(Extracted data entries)
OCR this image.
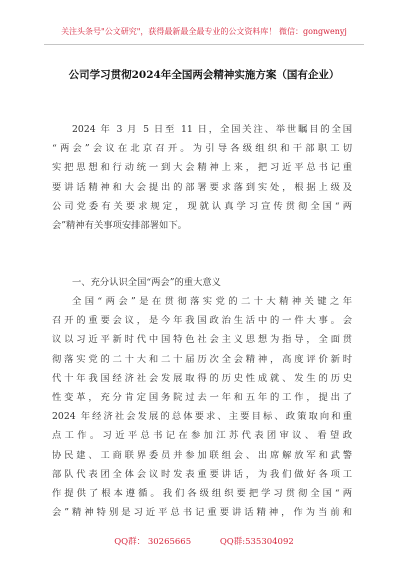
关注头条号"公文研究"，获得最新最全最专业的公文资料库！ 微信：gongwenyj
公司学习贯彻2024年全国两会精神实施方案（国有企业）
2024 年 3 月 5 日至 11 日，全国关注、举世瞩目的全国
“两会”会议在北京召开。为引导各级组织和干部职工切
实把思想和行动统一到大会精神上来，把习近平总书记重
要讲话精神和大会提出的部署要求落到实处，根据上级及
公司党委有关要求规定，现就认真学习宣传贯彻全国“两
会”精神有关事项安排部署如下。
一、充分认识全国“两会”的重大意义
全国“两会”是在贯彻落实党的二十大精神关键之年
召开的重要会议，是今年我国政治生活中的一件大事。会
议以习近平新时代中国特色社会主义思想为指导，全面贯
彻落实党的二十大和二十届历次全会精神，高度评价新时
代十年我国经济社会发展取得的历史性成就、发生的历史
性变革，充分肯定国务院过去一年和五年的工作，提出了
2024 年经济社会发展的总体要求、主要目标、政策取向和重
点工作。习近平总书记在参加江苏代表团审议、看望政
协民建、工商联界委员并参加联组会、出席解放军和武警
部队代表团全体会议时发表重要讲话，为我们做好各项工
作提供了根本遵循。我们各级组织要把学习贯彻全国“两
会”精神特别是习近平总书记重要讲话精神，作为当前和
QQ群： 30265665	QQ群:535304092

What is expected: Reproduce the full listing faithfully, but do not carry over any pictures.

Answer to the problem:
OCR this image.
关注头条号"公文研究"，获得最新最全最专业的公文资料库！ 微信：gongwenyj
公司学习贯彻2024年全国两会精神实施方案（国有企业）
2024 年 3 月 5 日至 11 日，全国关注、举世瞩目的全国
“两会”会议在北京召开。为引导各级组织和干部职工切
实把思想和行动统一到大会精神上来，把习近平总书记重
要讲话精神和大会提出的部署要求落到实处，根据上级及
公司党委有关要求规定，现就认真学习宣传贯彻全国“两
会”精神有关事项安排部署如下。
一、充分认识全国“两会”的重大意义
全国“两会”是在贯彻落实党的二十大精神关键之年
召开的重要会议，是今年我国政治生活中的一件大事。会
议以习近平新时代中国特色社会主义思想为指导，全面贯
彻落实党的二十大和二十届历次全会精神，高度评价新时
代十年我国经济社会发展取得的历史性成就、发生的历史
性变革，充分肯定国务院过去一年和五年的工作，提出了
2024 年经济社会发展的总体要求、主要目标、政策取向和重
点工作。习近平总书记在参加江苏代表团审议、看望政
协民建、工商联界委员并参加联组会、出席解放军和武警
部队代表团全体会议时发表重要讲话，为我们做好各项工
作提供了根本遵循。我们各级组织要把学习贯彻全国“两
会”精神特别是习近平总书记重要讲话精神，作为当前和
QQ群： 30265665	QQ群:535304092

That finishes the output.